What you have to do - From the entries below, please gather each line containing the string "France".

### Input records ###

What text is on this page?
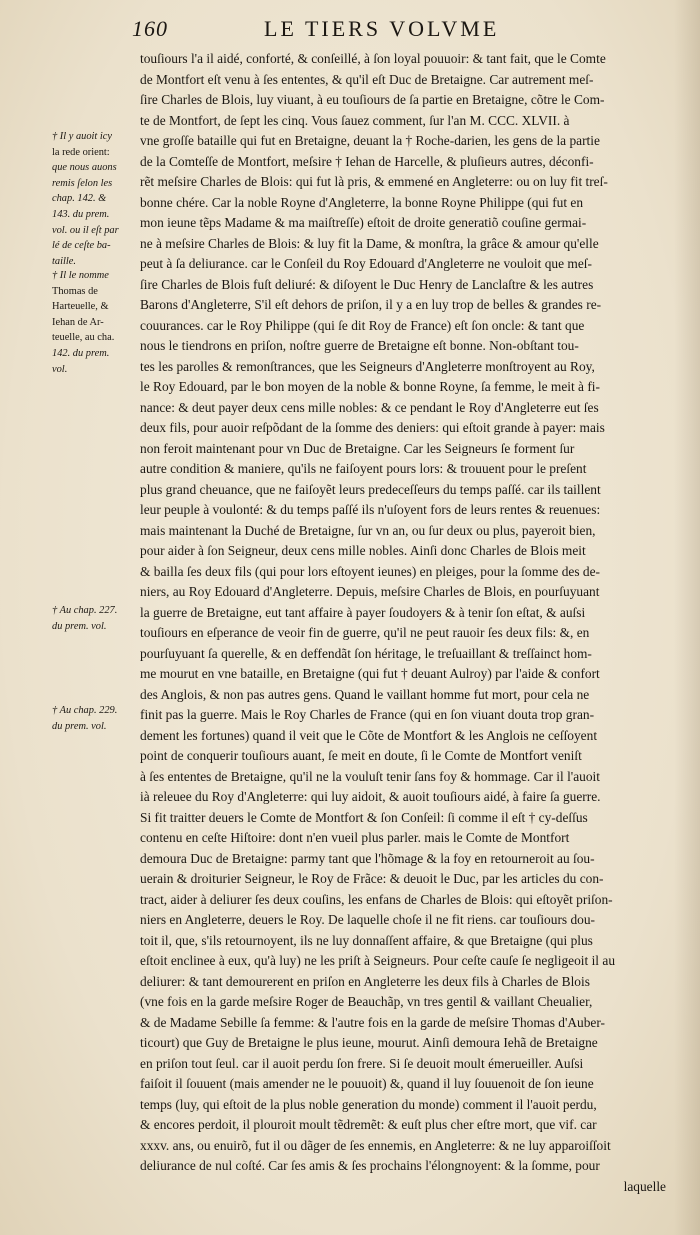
160	LE TIERS VOLVME
† Il y auoit icy
la rede orient:
que nous auons
remis ſelon les
chap. 142. &
143. du prem.
vol. ou il eſt par
lé de ceſte ba-
taille.
† Il le nomme
Thomas de
Harteuelle, &
Iehan de Ar-
teuelle, au cha.
142. du prem.
vol.
† Au chap. 227.
du prem. vol.
† Au chap. 229.
du prem. vol.
touſiours l'a il aidé, conforté, & conſeillé, à ſon loyal pouuoir: & tant fait, que le Comte
de Montfort eſt venu à ſes ententes, & qu'il eſt Duc de Bretaigne. Car autrement meſ-
ſire Charles de Blois, luy viuant, à eu touſiours de ſa partie en Bretaigne, cõtre le Com-
te de Montfort, de ſept les cinq. Vous ſauez comment, ſur l'an M. CCC. XLVII. à
vne groſſe bataille qui fut en Bretaigne, deuant la † Roche-darien, les gens de la partie
de la Comteſſe de Montfort, meſsire † Iehan de Harcelle, & pluſieurs autres, déconfi-
rẽt meſsire Charles de Blois: qui fut là pris, & emmené en Angleterre: ou on luy fit treſ-
bonne chére. Car la noble Royne d'Angleterre, la bonne Royne Philippe (qui fut en
mon ieune tẽps Madame & ma maiſtreſſe) eſtoit de droite generatiõ couſine germai-
ne à meſsire Charles de Blois: & luy fit la Dame, & monſtra, la grâce & amour qu'elle
peut à ſa deliurance. car le Conſeil du Roy Edouard d'Angleterre ne vouloit que meſ-
ſire Charles de Blois fuſt deliuré: & diſoyent le Duc Henry de Lanclaſtre & les autres
Barons d'Angleterre, S'il eſt dehors de priſon, il y a en luy trop de belles & grandes re-
couurances. car le Roy Philippe (qui ſe dit Roy de France) eſt ſon oncle: & tant que
nous le tiendrons en priſon, noſtre guerre de Bretaigne eſt bonne. Non-obſtant tou-
tes les parolles & remonſtrances, que les Seigneurs d'Angleterre monſtroyent au Roy,
le Roy Edouard, par le bon moyen de la noble & bonne Royne, ſa femme, le meit à fi-
nance: & deut payer deux cens mille nobles: & ce pendant le Roy d'Angleterre eut ſes
deux fils, pour auoir reſpõdant de la ſomme des deniers: qui eſtoit grande à payer: mais
non feroit maintenant pour vn Duc de Bretaigne. Car les Seigneurs ſe forment ſur
autre condition & maniere, qu'ils ne faiſoyent pours lors: & trouuent pour le preſent
plus grand cheuance, que ne faiſoyẽt leurs predeceſſeurs du temps paſſé. car ils taillent
leur peuple à voulonté: & du temps paſſé ils n'uſoyent fors de leurs rentes & reuenues:
mais maintenant la Duché de Bretaigne, ſur vn an, ou ſur deux ou plus, payeroit bien,
pour aider à ſon Seigneur, deux cens mille nobles. Ainſi donc Charles de Blois meit
& bailla ſes deux fils (qui pour lors eſtoyent ieunes) en pleiges, pour la ſomme des de-
niers, au Roy Edouard d'Angleterre. Depuis, meſsire Charles de Blois, en pourſuyuant
la guerre de Bretaigne, eut tant affaire à payer ſoudoyers & à tenir ſon eſtat, & auſsi
touſiours en eſperance de veoir fin de guerre, qu'il ne peut rauoir ſes deux fils: &, en
pourſuyuant ſa querelle, & en deffendãt ſon héritage, le treſuaillant & treſſainct hom-
me mourut en vne bataille, en Bretaigne (qui fut † deuant Aulroy) par l'aide & confort
des Anglois, & non pas autres gens. Quand le vaillant homme fut mort, pour cela ne
finit pas la guerre. Mais le Roy Charles de France (qui en ſon viuant douta trop gran-
dement les fortunes) quand il veit que le Cõte de Montfort & les Anglois ne ceſſoyent
point de conquerir touſiours auant, ſe meit en doute, ſi le Comte de Montfort veniſt
à ſes ententes de Bretaigne, qu'il ne la vouluſt tenir ſans foy & hommage. Car il l'auoit
ià releuee du Roy d'Angleterre: qui luy aidoit, & auoit touſiours aidé, à faire ſa guerre.
Si fit traitter deuers le Comte de Montfort & ſon Conſeil: ſi comme il eſt † cy-deſſus
contenu en ceſte Hiſtoire: dont n'en vueil plus parler. mais le Comte de Montfort
demoura Duc de Bretaigne: parmy tant que l'hõmage & la foy en retourneroit au ſou-
uerain & droiturier Seigneur, le Roy de Frãce: & deuoit le Duc, par les articles du con-
tract, aider à deliurer ſes deux couſins, les enfans de Charles de Blois: qui eſtoyẽt priſon-
niers en Angleterre, deuers le Roy. De laquelle choſe il ne fit riens. car touſiours dou-
toit il, que, s'ils retournoyent, ils ne luy donnaſſent affaire, & que Bretaigne (qui plus
eſtoit enclinee à eux, qu'à luy) ne les priſt à Seigneurs. Pour ceſte cauſe ſe negligeoit il au
deliurer: & tant demourerent en priſon en Angleterre les deux fils à Charles de Blois
(vne fois en la garde meſsire Roger de Beauchãp, vn tres gentil & vaillant Cheualier,
& de Madame Sebille ſa femme: & l'autre fois en la garde de meſsire Thomas d'Auber-
ticourt) que Guy de Bretaigne le plus ieune, mourut. Ainſi demoura Iehã de Bretaigne
en priſon tout ſeul. car il auoit perdu ſon frere. Si ſe deuoit moult émerueiller. Auſsi
faiſoit il ſouuent (mais amender ne le pouuoit) &, quand il luy ſouuenoit de ſon ieune
temps (luy, qui eſtoit de la plus noble generation du monde) comment il l'auoit perdu,
& encores perdoit, il plouroit moult tẽdremẽt: & euſt plus cher eſtre mort, que vif. car
xxxv. ans, ou enuirõ, fut il ou dãger de ſes ennemis, en Angleterre: & ne luy apparoiſſoit
deliurance de nul coſté. Car ſes amis & ſes prochains l'élongnoyent: & la ſomme, pour
laquelle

###

Output -
couurances. car le Roy Philippe (qui ſe dit Roy de France) eſt ſon oncle: & tant que
finit pas la guerre. Mais le Roy Charles de France (qui en ſon viuant douta trop gran-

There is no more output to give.